The task: Return, word for word, every line that follows.

[Stored records]
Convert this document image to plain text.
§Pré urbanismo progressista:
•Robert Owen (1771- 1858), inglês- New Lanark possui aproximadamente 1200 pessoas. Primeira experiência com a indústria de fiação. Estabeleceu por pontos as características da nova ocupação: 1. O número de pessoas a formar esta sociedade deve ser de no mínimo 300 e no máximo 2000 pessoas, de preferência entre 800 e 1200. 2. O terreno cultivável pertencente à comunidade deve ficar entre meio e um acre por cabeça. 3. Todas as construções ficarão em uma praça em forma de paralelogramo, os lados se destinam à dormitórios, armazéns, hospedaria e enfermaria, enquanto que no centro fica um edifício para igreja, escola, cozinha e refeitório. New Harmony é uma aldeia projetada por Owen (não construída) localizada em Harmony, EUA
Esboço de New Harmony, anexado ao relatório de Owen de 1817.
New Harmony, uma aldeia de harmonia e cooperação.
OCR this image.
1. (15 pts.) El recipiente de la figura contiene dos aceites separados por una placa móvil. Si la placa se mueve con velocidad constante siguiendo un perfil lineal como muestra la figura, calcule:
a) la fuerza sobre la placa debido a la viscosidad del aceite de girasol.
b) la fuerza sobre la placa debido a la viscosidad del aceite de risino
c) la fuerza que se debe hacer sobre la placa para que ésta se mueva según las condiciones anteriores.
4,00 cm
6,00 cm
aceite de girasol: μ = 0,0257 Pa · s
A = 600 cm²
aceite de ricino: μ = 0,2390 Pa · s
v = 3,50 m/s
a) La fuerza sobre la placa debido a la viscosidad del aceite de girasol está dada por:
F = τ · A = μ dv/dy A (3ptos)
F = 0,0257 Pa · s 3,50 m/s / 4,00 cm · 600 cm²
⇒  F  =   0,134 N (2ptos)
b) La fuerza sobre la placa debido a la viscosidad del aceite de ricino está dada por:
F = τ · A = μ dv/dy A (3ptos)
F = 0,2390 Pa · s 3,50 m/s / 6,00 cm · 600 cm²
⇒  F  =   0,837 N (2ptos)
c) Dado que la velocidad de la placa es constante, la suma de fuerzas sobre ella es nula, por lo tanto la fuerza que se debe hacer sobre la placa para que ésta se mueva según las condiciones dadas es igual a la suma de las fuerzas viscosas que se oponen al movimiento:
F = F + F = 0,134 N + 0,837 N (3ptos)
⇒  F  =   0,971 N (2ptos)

Written response:
Convert this document image to plain text.
§Pré urbanismo progressista:
•Robert Owen (1771- 1858), inglês- New Lanark possui aproximadamente 1200 pessoas. Primeira experiência com a indústria de fiação. Estabeleceu por pontos as características da nova ocupação: 1. O número de pessoas a formar esta sociedade deve ser de no mínimo 300 e no máximo 2000 pessoas, de preferência entre 800 e 1200. 2. O terreno cultivável pertencente à comunidade deve ficar entre meio e um acre por cabeça. 3. Todas as construções ficarão em uma praça em forma de paralelogramo, os lados se destinam à dormitórios, armazéns, hospedaria e enfermaria, enquanto que no centro fica um edifício para igreja, escola, cozinha e refeitório. New Harmony é uma aldeia projetada por Owen (não construída) localizada em Harmony, EUA
Esboço de New Harmony, anexado ao relatório de Owen de 1817.
New Harmony, uma aldeia de harmonia e cooperação.
OCR this image.
1. (15 pts.) El recipiente de la figura contiene dos aceites separados por una placa móvil. Si la placa se mueve con velocidad constante siguiendo un perfil lineal como muestra la figura, calcule:
a) la fuerza sobre la placa debido a la viscosidad del aceite de girasol.
b) la fuerza sobre la placa debido a la viscosidad del aceite de risino
c) la fuerza que se debe hacer sobre la placa para que ésta se mueva según las condiciones anteriores.
4,00 cm
6,00 cm
aceite de girasol: μ = 0,0257 Pa · s
A = 600 cm²
aceite de ricino: μ = 0,2390 Pa · s
v = 3,50 m/s
a) La fuerza sobre la placa debido a la viscosidad del aceite de girasol está dada por:
F = τ · A = μ dv/dy A (3ptos)
F = 0,0257 Pa · s 3,50 m/s / 4,00 cm · 600 cm²
⇒  F  =   0,134 N (2ptos)
b) La fuerza sobre la placa debido a la viscosidad del aceite de ricino está dada por:
F = τ · A = μ dv/dy A (3ptos)
F = 0,2390 Pa · s 3,50 m/s / 6,00 cm · 600 cm²
⇒  F  =   0,837 N (2ptos)
c) Dado que la velocidad de la placa es constante, la suma de fuerzas sobre ella es nula, por lo tanto la fuerza que se debe hacer sobre la placa para que ésta se mueva según las condiciones dadas es igual a la suma de las fuerzas viscosas que se oponen al movimiento:
F = F + F = 0,134 N + 0,837 N (3ptos)
⇒  F  =   0,971 N (2ptos)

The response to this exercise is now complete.